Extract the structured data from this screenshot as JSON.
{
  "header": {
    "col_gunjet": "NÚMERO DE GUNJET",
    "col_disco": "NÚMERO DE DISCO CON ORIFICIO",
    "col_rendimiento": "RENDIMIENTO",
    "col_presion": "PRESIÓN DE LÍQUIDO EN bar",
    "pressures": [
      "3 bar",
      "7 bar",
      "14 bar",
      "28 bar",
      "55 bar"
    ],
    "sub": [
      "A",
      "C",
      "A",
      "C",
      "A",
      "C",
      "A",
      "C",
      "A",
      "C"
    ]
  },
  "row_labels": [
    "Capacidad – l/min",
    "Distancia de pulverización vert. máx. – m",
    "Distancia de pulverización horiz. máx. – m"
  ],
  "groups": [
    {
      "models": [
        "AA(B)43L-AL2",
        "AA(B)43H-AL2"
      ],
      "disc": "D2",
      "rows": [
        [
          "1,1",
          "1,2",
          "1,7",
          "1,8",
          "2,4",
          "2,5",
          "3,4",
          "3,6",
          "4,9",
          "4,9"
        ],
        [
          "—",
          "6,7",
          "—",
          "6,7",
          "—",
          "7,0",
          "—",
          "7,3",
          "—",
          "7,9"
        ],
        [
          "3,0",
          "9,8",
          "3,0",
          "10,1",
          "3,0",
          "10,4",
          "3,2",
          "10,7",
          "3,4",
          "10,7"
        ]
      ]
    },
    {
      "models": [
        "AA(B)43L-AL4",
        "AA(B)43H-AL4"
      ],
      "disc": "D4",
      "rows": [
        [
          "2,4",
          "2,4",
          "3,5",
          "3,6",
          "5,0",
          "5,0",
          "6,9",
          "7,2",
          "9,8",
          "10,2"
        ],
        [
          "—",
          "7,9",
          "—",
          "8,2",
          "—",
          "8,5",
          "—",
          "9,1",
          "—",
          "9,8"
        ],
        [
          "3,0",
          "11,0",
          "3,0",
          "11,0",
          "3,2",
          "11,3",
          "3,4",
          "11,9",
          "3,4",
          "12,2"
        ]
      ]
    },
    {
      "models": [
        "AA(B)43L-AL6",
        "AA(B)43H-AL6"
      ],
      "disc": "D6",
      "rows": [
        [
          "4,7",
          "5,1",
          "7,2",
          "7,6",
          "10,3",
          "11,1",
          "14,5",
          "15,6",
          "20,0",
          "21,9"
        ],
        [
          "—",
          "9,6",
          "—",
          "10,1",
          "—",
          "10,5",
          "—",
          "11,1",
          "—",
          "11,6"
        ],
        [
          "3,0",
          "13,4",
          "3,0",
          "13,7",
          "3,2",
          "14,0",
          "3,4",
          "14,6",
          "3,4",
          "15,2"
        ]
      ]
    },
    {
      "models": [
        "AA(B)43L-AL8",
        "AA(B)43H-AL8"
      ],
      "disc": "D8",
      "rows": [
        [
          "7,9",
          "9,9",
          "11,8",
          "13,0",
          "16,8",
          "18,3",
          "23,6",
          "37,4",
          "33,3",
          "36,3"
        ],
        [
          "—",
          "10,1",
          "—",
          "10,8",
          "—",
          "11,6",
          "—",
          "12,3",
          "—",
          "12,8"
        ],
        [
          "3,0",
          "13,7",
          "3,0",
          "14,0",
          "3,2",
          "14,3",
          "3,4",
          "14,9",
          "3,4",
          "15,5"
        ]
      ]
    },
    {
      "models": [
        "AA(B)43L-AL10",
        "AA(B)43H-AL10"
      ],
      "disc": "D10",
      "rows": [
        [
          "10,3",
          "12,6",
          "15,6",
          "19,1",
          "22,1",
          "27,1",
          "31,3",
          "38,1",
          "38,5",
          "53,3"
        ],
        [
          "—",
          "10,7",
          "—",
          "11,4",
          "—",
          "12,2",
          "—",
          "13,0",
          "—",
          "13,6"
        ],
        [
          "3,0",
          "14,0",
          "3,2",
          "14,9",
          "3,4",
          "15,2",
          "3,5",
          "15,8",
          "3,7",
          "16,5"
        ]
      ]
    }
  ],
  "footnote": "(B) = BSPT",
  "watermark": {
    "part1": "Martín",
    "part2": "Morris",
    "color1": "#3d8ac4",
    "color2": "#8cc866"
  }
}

--

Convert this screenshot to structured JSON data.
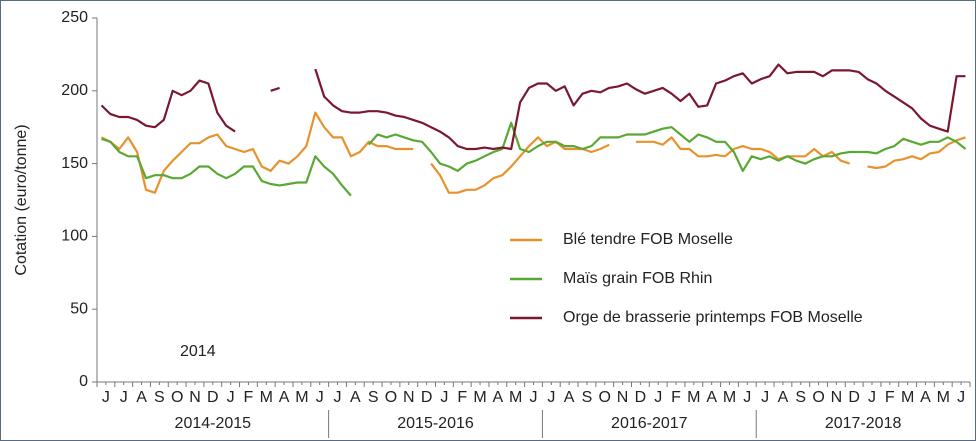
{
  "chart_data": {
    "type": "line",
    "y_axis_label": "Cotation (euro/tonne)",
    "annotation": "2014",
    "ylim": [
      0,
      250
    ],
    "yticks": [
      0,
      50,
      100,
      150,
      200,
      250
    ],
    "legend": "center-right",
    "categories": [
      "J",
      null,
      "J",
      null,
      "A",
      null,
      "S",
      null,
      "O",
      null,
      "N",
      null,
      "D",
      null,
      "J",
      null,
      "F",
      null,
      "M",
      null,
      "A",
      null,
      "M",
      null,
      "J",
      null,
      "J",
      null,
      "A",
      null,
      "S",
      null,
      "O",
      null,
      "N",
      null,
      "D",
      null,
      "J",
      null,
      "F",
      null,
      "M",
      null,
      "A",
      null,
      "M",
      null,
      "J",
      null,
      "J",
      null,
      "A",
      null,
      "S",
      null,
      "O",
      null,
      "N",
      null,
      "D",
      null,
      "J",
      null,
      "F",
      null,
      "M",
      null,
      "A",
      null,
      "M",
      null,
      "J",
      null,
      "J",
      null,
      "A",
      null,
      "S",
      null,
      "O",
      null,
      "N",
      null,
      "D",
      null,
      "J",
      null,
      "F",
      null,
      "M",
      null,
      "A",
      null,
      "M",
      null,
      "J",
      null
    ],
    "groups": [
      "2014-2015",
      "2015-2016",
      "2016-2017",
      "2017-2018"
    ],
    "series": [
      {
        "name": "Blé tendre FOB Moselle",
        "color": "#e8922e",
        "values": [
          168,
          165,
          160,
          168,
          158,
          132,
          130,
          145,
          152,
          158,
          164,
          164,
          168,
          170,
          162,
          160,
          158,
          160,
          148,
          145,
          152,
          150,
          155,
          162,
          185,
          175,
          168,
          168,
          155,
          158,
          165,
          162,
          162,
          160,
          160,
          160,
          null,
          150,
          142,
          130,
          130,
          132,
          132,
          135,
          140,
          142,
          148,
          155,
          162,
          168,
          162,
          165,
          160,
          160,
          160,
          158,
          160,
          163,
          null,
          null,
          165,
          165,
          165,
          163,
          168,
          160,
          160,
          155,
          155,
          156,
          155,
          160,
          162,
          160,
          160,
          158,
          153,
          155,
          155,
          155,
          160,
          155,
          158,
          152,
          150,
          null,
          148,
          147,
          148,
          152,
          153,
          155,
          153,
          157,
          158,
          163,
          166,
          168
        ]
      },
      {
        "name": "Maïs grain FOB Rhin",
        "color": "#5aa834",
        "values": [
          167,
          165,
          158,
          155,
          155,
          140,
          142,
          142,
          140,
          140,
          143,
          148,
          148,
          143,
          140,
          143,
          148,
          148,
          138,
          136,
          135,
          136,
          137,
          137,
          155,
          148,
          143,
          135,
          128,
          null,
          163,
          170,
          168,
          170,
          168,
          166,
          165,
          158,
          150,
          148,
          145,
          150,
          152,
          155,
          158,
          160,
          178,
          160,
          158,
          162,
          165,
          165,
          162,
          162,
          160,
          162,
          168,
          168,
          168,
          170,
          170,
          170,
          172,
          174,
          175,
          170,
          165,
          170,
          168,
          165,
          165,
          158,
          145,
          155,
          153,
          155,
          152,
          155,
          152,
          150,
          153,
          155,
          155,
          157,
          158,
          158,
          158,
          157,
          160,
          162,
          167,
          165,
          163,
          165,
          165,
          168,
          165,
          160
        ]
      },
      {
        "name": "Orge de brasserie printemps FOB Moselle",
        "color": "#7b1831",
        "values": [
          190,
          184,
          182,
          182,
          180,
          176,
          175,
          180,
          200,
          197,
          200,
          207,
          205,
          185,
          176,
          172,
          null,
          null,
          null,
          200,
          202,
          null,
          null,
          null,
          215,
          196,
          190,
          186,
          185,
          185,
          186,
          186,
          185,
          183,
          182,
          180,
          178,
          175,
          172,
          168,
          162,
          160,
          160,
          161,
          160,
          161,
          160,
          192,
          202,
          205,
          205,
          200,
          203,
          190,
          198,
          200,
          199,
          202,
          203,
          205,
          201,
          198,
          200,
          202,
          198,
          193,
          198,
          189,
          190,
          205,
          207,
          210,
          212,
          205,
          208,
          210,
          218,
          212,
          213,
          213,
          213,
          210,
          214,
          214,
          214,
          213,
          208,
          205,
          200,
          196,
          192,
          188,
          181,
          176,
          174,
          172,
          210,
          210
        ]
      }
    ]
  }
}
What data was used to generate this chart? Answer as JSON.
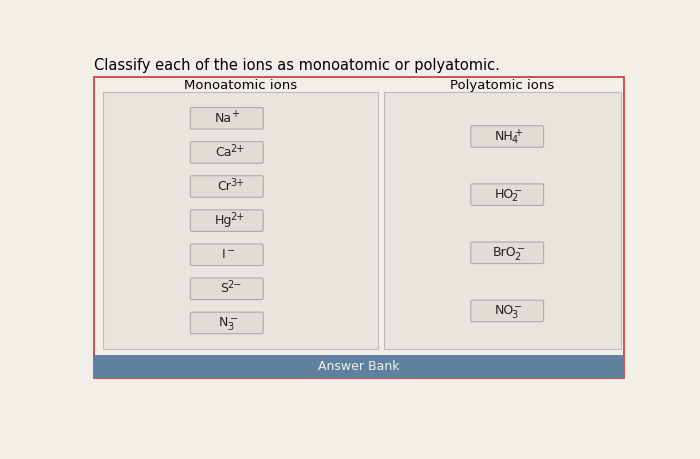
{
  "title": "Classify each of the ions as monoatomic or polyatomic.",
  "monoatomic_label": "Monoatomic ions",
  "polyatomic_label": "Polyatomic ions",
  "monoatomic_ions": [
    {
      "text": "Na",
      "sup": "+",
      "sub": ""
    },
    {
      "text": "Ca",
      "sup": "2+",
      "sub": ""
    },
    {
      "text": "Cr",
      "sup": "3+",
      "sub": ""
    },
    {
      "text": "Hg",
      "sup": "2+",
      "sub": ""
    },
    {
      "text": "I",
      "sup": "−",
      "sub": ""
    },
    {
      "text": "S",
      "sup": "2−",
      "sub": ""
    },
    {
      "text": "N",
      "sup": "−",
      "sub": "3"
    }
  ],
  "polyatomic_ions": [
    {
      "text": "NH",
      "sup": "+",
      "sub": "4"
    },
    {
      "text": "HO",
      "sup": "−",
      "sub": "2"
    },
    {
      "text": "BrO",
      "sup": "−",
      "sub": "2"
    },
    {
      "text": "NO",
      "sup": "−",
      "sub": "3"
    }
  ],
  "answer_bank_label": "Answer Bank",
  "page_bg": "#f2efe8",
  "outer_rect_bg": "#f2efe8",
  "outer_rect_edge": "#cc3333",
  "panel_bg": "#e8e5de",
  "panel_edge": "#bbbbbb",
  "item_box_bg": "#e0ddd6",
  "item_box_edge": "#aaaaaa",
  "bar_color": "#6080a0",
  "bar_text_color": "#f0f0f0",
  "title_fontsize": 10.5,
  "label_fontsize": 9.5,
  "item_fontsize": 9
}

==

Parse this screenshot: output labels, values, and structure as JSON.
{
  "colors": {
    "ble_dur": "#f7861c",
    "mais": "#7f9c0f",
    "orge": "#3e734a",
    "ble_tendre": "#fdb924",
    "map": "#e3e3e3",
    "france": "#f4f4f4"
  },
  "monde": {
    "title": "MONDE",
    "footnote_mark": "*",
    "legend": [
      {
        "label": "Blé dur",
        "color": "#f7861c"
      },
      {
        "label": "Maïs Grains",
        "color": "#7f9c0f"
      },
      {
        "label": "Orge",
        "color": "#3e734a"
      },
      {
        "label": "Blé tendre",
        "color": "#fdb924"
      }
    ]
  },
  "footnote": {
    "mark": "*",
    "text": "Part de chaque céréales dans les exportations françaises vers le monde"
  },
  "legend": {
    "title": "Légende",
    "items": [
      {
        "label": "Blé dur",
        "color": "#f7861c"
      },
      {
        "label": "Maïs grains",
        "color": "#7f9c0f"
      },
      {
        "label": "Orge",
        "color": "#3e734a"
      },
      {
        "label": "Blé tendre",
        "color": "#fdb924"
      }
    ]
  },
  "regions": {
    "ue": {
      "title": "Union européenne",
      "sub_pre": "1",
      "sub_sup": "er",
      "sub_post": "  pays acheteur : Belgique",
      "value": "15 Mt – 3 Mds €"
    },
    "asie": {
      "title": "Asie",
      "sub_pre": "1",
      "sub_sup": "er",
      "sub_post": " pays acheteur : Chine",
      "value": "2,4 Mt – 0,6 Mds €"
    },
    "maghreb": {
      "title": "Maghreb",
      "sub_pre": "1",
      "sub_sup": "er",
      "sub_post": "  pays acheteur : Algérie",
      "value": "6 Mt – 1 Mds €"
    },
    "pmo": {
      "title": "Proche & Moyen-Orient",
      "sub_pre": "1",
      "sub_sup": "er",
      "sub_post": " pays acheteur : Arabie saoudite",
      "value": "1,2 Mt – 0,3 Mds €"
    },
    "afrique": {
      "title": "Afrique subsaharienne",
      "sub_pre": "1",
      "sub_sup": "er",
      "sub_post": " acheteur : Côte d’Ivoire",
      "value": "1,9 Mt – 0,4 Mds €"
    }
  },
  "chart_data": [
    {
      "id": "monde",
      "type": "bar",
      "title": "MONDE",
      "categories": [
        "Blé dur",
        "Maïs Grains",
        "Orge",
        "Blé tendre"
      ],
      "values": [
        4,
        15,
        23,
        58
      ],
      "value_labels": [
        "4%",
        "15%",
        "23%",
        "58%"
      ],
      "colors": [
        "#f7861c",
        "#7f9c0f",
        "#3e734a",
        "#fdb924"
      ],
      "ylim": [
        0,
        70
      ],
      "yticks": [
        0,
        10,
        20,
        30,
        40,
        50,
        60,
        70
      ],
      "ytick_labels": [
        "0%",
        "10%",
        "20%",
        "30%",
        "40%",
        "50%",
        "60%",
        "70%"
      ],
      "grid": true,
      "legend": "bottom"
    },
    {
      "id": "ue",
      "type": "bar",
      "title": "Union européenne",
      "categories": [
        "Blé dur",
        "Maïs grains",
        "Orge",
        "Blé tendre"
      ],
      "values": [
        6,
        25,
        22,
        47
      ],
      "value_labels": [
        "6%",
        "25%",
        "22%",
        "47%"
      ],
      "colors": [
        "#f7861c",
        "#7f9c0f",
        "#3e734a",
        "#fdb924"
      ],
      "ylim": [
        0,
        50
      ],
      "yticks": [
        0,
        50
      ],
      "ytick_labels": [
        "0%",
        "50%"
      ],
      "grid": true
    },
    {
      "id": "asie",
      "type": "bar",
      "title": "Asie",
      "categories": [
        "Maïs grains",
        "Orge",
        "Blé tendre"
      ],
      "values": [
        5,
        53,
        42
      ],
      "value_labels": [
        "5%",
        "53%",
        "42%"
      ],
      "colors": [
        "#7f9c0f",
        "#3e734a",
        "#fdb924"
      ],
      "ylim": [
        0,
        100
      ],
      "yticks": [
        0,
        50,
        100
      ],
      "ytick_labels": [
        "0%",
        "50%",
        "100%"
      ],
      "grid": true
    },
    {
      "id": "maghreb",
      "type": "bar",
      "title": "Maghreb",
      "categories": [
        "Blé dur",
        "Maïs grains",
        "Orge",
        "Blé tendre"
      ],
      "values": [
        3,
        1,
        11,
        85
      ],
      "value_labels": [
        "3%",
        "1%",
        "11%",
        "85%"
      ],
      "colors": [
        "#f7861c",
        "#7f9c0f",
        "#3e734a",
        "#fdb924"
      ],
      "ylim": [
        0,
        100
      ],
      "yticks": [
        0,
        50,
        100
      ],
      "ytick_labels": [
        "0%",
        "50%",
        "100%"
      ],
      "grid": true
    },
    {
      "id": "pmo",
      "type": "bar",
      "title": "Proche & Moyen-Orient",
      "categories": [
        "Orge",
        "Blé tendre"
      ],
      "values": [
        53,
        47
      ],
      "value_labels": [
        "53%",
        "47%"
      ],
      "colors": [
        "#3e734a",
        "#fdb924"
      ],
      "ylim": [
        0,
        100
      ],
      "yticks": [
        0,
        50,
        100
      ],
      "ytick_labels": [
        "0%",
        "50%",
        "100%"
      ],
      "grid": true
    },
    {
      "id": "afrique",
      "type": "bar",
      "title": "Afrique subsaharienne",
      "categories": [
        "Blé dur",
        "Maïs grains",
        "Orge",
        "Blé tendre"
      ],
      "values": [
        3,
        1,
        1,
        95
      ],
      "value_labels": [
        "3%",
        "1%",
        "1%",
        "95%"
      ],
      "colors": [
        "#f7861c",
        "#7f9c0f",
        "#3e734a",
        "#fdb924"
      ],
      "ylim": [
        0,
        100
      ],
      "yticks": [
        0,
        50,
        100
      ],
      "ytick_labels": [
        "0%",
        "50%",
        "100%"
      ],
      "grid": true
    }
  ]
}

- Given problem
Where a line holds "screenshot", copy it out.

- Response to this task
Extract the structured data from this screenshot as JSON.
Convert this screenshot to structured JSON data.
Parse this screenshot: output labels, values, and structure as JSON.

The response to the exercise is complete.